(Dataset entries)
>>>>

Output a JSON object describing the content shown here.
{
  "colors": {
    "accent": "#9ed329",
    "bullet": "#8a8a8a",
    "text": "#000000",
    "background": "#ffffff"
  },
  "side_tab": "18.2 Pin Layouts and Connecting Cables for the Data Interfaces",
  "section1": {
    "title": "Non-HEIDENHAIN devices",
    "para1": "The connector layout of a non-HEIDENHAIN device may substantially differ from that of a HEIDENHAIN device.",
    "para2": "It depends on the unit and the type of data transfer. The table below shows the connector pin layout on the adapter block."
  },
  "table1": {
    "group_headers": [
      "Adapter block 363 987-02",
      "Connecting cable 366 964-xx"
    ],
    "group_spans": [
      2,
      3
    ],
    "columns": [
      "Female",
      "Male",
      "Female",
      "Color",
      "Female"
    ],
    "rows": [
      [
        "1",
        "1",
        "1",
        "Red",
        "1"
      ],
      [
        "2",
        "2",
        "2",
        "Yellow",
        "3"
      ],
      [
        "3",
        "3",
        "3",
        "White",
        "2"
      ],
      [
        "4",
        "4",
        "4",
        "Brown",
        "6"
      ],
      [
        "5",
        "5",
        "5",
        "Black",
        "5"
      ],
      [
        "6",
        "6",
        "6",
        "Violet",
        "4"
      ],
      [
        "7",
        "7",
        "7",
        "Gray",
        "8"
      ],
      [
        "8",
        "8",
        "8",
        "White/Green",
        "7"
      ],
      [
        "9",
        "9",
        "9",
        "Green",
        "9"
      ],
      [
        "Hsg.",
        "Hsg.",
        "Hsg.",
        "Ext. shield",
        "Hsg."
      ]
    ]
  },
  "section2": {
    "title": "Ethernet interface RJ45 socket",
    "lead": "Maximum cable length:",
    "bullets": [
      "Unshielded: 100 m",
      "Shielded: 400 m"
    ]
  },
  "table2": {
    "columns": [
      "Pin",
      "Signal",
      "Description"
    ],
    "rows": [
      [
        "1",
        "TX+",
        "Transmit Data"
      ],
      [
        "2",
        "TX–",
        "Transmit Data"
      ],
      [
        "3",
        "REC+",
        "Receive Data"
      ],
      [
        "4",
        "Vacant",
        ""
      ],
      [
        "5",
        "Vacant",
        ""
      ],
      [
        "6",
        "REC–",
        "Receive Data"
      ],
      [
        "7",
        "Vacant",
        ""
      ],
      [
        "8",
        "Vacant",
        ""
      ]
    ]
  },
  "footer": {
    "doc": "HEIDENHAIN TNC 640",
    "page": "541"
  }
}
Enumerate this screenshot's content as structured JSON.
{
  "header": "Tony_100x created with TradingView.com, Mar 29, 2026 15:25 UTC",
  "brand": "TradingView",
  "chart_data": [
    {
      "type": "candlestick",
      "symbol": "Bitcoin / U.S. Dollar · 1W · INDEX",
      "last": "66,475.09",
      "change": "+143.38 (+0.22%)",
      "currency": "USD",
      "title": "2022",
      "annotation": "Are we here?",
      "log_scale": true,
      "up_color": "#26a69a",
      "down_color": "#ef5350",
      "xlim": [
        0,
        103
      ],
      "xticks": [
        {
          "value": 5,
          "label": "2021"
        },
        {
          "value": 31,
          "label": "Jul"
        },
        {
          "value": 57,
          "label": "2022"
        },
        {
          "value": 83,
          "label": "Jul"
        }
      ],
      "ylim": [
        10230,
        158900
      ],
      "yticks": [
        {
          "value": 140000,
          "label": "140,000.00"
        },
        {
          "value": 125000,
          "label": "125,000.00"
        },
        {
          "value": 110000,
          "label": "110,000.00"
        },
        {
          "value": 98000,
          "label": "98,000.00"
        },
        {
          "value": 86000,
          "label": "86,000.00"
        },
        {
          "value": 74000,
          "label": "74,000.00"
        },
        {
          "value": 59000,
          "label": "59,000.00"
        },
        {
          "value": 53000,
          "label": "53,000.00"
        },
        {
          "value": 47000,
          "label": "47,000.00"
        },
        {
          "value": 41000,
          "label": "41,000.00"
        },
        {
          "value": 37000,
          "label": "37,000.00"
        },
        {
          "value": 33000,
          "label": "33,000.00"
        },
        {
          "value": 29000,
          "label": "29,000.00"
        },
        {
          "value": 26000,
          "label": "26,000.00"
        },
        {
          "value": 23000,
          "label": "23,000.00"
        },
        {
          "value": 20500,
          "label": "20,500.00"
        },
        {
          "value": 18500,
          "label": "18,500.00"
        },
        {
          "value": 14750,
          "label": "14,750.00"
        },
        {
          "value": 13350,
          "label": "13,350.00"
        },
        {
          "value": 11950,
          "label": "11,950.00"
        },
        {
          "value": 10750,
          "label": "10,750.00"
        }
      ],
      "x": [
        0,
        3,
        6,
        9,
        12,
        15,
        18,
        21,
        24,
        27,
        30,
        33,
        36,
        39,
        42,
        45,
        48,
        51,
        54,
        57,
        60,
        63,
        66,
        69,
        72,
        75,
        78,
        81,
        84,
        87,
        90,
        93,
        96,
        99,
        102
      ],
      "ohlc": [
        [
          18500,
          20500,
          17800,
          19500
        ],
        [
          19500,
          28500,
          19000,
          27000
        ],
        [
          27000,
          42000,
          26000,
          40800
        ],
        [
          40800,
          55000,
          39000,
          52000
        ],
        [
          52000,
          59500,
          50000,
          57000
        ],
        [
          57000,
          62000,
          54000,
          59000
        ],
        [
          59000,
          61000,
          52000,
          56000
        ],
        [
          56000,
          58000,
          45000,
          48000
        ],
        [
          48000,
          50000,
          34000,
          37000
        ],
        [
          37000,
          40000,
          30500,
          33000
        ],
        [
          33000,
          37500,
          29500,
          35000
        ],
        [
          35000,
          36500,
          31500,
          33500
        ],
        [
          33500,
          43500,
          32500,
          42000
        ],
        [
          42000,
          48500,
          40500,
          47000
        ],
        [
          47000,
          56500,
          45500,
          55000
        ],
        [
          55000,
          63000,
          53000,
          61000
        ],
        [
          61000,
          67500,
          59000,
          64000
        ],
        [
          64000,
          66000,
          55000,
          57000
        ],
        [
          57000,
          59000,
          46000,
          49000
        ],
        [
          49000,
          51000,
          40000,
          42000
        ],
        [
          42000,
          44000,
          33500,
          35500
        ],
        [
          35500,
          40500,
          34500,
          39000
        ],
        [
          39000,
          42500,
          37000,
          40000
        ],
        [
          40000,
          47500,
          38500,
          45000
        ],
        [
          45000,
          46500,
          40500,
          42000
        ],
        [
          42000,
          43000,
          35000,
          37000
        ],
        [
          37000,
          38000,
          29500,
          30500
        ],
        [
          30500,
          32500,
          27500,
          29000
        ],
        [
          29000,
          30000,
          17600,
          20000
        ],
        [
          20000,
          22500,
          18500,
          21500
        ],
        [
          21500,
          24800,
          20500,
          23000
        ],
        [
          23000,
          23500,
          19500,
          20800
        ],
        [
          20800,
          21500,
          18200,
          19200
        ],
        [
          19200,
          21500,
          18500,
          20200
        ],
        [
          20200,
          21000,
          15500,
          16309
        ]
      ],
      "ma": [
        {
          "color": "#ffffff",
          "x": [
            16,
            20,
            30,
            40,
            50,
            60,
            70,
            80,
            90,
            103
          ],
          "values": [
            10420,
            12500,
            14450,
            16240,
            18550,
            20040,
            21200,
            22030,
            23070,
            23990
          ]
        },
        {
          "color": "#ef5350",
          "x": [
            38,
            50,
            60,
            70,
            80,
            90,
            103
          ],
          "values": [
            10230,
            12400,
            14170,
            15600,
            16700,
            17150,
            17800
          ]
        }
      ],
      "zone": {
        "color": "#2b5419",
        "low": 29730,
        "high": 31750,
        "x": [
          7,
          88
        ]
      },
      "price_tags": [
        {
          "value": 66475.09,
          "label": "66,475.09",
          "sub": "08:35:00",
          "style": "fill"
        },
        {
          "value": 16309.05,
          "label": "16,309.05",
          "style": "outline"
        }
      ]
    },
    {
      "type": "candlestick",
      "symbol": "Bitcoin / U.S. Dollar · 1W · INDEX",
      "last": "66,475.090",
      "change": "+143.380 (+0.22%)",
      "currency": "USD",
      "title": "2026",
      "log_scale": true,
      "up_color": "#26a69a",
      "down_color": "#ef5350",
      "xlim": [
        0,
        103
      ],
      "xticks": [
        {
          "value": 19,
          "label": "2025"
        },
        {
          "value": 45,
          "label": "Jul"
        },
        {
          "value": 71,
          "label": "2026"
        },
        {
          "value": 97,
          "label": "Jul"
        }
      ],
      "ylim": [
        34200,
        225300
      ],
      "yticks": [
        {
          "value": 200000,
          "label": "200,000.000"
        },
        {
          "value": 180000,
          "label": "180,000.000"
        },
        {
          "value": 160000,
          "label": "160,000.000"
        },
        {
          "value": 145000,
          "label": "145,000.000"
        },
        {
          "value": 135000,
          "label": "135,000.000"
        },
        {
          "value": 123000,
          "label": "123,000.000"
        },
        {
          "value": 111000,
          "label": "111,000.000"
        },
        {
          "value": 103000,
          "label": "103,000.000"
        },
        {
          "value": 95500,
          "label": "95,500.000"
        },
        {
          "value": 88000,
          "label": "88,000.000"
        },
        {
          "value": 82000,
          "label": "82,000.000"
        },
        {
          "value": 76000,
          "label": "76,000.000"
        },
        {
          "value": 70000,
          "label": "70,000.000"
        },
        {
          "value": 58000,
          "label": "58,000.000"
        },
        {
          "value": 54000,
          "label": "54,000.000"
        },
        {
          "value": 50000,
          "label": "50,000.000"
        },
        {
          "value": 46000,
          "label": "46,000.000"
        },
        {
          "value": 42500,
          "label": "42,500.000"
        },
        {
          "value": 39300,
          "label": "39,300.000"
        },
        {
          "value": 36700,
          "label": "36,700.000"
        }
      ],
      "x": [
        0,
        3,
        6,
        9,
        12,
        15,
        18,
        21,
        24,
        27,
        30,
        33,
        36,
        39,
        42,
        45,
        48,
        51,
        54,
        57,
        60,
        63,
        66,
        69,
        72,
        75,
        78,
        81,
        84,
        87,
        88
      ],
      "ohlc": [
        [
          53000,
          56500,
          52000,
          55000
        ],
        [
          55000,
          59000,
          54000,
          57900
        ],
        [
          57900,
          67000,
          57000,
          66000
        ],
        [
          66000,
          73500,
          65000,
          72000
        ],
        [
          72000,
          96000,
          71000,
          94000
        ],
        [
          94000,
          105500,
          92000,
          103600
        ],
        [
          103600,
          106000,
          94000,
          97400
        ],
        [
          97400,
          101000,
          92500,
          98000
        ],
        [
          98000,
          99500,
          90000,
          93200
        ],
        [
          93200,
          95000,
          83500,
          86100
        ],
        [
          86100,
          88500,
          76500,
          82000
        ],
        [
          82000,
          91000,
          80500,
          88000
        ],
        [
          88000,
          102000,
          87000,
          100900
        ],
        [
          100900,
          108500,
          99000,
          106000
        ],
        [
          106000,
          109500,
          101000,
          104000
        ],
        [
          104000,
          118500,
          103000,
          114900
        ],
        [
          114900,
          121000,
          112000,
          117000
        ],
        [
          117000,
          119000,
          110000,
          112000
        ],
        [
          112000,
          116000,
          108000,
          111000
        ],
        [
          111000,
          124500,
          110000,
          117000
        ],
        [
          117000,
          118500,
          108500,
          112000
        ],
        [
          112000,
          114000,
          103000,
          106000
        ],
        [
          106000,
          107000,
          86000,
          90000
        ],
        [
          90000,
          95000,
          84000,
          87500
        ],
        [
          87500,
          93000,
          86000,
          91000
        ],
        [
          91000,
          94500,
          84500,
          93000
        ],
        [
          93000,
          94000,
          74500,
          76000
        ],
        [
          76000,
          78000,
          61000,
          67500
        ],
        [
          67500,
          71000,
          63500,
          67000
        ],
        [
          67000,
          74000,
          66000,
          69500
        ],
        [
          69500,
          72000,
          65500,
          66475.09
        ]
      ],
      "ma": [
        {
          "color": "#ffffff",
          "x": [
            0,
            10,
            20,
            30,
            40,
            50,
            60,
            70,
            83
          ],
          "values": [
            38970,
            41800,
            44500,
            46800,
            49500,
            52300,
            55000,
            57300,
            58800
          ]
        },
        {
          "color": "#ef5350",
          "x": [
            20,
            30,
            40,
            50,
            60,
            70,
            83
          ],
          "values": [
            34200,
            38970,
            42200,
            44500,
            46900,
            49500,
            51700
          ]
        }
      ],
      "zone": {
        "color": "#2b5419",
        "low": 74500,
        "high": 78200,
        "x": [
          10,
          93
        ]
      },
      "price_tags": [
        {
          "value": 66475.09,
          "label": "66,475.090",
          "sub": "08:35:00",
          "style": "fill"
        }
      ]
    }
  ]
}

<<<<

Written task:
Identify the lines of the data that contain the word "JSON". Copy each of them.

Complete output:
Output a JSON object describing the content shown here.
Enumerate this screenshot's content as structured JSON.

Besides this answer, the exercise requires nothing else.